## START

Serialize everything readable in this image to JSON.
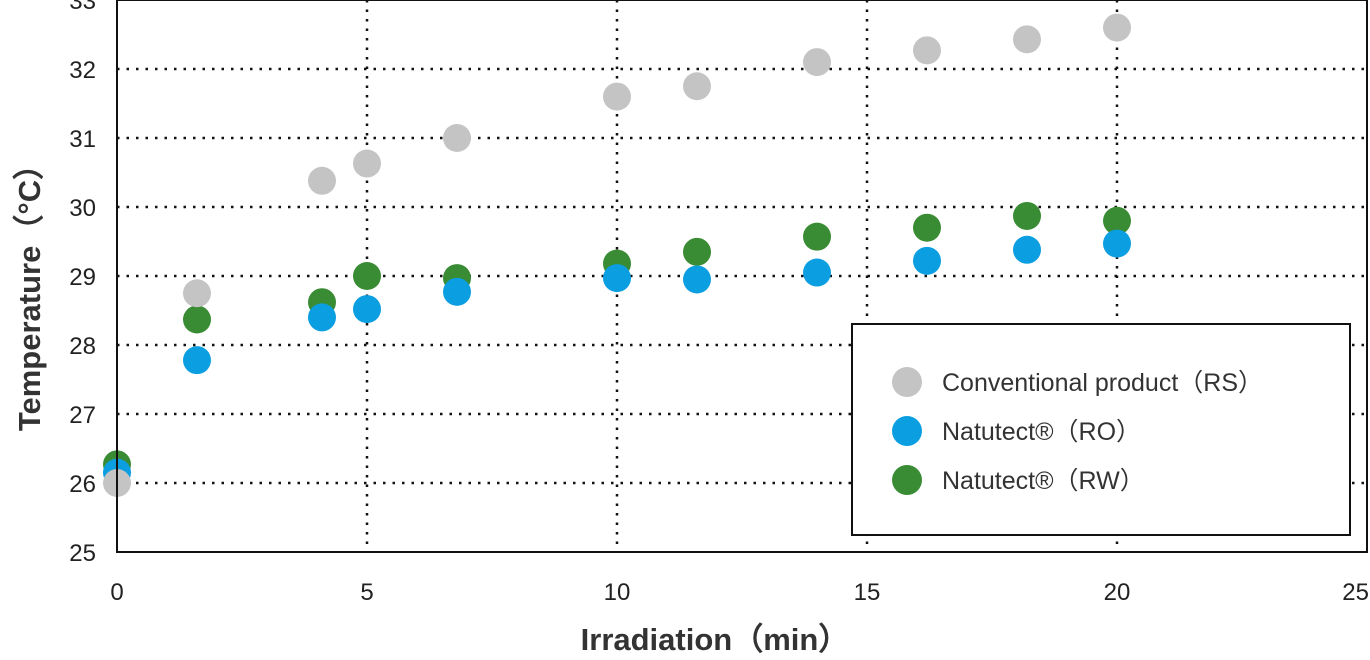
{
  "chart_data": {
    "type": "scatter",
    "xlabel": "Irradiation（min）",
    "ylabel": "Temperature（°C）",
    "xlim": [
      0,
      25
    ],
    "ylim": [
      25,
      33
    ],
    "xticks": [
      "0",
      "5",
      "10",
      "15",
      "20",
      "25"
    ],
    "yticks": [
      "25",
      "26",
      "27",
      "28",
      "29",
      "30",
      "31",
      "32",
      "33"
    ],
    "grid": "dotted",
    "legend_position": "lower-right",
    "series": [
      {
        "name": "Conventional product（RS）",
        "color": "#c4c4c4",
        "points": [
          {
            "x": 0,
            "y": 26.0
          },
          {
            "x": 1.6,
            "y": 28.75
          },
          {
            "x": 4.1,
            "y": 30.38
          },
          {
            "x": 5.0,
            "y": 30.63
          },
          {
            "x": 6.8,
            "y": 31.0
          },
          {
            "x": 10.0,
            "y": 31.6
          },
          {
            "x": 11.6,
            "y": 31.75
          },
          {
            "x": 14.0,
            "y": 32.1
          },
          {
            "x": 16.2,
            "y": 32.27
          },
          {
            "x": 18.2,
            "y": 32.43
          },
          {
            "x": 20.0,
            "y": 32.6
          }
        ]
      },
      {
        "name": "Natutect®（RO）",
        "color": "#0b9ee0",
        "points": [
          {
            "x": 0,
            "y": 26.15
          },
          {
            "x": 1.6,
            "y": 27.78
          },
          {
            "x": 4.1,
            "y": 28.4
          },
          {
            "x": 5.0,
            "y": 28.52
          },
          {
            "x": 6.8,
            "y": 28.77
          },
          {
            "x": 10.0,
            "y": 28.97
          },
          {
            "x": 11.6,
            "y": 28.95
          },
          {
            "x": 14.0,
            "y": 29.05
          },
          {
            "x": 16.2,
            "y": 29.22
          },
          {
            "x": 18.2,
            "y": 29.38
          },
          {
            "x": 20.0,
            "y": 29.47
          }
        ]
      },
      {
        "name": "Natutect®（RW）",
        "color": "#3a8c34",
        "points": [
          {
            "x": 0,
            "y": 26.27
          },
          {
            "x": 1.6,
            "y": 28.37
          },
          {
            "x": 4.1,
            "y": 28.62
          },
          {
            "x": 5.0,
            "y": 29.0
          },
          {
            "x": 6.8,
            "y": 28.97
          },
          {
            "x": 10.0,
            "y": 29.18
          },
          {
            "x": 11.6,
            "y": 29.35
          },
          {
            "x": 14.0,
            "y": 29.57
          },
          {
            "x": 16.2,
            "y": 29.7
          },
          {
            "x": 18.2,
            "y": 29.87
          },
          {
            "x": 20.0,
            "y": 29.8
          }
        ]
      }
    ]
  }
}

## END

• GIVEN TASK:
Give only the number of lines in the records that contain the string "color".

• OUTPUT FOR THIS TASK:
3